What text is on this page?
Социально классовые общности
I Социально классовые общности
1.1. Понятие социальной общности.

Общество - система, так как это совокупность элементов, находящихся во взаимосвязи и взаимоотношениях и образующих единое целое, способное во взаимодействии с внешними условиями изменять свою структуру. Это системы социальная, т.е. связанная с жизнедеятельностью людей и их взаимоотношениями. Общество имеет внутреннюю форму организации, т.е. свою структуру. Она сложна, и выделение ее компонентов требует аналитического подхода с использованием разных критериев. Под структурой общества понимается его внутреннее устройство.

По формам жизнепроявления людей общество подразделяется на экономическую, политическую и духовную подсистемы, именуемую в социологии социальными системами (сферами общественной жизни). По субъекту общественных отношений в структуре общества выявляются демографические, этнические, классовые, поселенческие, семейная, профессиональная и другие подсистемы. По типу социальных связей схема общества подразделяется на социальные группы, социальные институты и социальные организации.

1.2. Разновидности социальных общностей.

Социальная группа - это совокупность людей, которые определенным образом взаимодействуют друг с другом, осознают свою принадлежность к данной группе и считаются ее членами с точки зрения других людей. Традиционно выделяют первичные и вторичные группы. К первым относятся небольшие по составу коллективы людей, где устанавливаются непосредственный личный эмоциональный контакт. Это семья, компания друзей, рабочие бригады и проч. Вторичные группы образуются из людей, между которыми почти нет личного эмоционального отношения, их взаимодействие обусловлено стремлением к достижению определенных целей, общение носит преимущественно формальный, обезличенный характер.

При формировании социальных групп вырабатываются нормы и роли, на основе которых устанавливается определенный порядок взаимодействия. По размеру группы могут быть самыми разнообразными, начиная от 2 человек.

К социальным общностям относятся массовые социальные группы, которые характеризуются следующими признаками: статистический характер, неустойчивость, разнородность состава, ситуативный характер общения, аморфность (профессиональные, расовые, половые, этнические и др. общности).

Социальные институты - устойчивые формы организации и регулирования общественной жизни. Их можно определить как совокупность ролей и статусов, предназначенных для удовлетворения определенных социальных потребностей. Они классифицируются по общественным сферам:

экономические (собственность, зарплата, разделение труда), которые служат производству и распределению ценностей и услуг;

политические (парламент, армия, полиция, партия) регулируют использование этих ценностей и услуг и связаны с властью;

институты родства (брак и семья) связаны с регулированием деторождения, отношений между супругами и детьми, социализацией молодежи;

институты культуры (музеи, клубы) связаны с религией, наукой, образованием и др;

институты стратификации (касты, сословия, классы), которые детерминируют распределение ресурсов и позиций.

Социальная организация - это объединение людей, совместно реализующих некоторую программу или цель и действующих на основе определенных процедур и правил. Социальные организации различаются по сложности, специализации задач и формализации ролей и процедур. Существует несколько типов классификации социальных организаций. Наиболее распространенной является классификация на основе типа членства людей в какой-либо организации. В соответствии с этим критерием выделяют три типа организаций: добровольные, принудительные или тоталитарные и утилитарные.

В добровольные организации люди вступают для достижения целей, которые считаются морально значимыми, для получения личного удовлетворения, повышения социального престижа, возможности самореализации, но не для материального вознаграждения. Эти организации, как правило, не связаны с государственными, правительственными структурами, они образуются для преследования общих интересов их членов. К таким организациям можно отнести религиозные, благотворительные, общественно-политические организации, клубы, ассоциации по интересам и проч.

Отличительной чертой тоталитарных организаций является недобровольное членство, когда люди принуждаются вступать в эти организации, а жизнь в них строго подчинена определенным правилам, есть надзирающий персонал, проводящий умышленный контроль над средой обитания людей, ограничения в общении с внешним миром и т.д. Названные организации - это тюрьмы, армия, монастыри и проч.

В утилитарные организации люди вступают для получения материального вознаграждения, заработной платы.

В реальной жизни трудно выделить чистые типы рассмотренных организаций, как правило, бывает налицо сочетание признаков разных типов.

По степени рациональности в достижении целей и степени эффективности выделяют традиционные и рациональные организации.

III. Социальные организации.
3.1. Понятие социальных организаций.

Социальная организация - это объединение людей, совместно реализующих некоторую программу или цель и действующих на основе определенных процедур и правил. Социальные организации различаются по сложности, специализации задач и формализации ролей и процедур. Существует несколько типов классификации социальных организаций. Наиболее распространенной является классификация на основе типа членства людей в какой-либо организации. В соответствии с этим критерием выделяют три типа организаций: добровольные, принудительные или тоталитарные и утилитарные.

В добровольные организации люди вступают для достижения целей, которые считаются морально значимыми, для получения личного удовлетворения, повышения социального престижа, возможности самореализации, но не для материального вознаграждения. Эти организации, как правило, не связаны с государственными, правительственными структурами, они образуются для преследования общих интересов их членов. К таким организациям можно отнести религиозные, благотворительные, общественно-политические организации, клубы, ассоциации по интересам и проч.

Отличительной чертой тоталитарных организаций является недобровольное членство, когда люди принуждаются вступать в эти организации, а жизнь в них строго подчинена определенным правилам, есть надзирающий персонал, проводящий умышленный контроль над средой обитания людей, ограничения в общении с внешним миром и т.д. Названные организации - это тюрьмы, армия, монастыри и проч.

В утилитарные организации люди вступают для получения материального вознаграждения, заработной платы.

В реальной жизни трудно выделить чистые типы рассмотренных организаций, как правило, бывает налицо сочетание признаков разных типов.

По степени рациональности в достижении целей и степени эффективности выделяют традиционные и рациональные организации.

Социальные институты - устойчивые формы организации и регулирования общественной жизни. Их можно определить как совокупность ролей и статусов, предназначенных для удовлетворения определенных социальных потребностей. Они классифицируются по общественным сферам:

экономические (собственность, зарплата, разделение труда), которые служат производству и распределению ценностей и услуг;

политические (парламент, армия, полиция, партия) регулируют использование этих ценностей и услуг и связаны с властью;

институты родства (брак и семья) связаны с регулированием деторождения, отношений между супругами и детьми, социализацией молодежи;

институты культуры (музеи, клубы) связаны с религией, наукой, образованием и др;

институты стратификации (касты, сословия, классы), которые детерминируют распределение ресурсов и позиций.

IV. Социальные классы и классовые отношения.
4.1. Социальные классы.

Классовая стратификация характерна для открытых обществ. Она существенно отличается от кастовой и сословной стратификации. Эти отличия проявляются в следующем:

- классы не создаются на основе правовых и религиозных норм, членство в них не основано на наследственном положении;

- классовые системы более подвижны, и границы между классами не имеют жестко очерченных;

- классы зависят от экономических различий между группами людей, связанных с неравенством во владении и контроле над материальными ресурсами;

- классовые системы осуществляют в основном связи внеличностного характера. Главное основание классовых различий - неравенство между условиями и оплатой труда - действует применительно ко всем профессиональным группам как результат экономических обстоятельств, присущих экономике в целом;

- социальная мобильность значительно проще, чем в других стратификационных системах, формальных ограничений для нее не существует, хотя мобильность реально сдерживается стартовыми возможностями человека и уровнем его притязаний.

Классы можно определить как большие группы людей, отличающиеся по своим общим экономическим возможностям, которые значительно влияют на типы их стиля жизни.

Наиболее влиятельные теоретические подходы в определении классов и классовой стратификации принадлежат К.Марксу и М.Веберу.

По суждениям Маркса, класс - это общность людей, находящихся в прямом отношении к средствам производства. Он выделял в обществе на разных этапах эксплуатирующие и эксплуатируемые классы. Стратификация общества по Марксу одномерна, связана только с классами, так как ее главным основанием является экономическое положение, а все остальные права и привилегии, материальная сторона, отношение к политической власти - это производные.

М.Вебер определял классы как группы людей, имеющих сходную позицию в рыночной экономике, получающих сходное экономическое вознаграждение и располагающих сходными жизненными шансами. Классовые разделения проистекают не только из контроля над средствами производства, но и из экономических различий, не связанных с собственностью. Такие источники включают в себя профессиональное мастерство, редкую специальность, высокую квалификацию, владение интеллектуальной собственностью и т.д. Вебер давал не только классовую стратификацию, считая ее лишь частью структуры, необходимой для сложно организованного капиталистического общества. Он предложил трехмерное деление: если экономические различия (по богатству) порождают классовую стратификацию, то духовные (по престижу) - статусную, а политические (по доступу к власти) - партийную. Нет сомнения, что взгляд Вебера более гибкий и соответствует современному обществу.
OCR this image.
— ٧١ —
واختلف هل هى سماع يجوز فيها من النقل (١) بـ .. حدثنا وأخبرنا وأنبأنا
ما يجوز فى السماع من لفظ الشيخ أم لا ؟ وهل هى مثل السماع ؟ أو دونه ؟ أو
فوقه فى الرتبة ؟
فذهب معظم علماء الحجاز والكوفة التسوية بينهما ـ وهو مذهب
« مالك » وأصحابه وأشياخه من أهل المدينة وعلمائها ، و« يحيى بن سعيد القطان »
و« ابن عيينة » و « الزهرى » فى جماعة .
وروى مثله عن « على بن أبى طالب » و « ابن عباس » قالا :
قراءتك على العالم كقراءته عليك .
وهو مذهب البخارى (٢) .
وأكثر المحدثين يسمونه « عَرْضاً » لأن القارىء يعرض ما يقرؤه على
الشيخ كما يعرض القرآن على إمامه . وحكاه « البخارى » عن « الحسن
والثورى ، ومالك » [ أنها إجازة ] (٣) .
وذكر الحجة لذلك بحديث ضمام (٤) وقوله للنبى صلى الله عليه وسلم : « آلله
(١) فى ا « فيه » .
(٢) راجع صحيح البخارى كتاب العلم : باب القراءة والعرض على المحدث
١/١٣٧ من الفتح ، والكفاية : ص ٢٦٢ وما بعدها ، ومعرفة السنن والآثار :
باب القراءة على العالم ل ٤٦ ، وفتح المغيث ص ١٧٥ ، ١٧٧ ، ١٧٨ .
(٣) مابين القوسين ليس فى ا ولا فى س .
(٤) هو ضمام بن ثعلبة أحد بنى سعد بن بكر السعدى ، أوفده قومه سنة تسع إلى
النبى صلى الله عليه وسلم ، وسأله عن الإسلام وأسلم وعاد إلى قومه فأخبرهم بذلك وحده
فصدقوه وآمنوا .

▸ THE EXERCISE
Every line from the one containing "OCR this image." through the end of the data must be repeated exactly, and no other line.

▸ TASK SOLUTION
OCR this image.
— ٧١ —
واختلف هل هى سماع يجوز فيها من النقل (١) بـ .. حدثنا وأخبرنا وأنبأنا
ما يجوز فى السماع من لفظ الشيخ أم لا ؟ وهل هى مثل السماع ؟ أو دونه ؟ أو
فوقه فى الرتبة ؟
فذهب معظم علماء الحجاز والكوفة التسوية بينهما ـ وهو مذهب
« مالك » وأصحابه وأشياخه من أهل المدينة وعلمائها ، و« يحيى بن سعيد القطان »
و« ابن عيينة » و « الزهرى » فى جماعة .
وروى مثله عن « على بن أبى طالب » و « ابن عباس » قالا :
قراءتك على العالم كقراءته عليك .
وهو مذهب البخارى (٢) .
وأكثر المحدثين يسمونه « عَرْضاً » لأن القارىء يعرض ما يقرؤه على
الشيخ كما يعرض القرآن على إمامه . وحكاه « البخارى » عن « الحسن
والثورى ، ومالك » [ أنها إجازة ] (٣) .
وذكر الحجة لذلك بحديث ضمام (٤) وقوله للنبى صلى الله عليه وسلم : « آلله
(١) فى ا « فيه » .
(٢) راجع صحيح البخارى كتاب العلم : باب القراءة والعرض على المحدث
١/١٣٧ من الفتح ، والكفاية : ص ٢٦٢ وما بعدها ، ومعرفة السنن والآثار :
باب القراءة على العالم ل ٤٦ ، وفتح المغيث ص ١٧٥ ، ١٧٧ ، ١٧٨ .
(٣) مابين القوسين ليس فى ا ولا فى س .
(٤) هو ضمام بن ثعلبة أحد بنى سعد بن بكر السعدى ، أوفده قومه سنة تسع إلى
النبى صلى الله عليه وسلم ، وسأله عن الإسلام وأسلم وعاد إلى قومه فأخبرهم بذلك وحده
فصدقوه وآمنوا .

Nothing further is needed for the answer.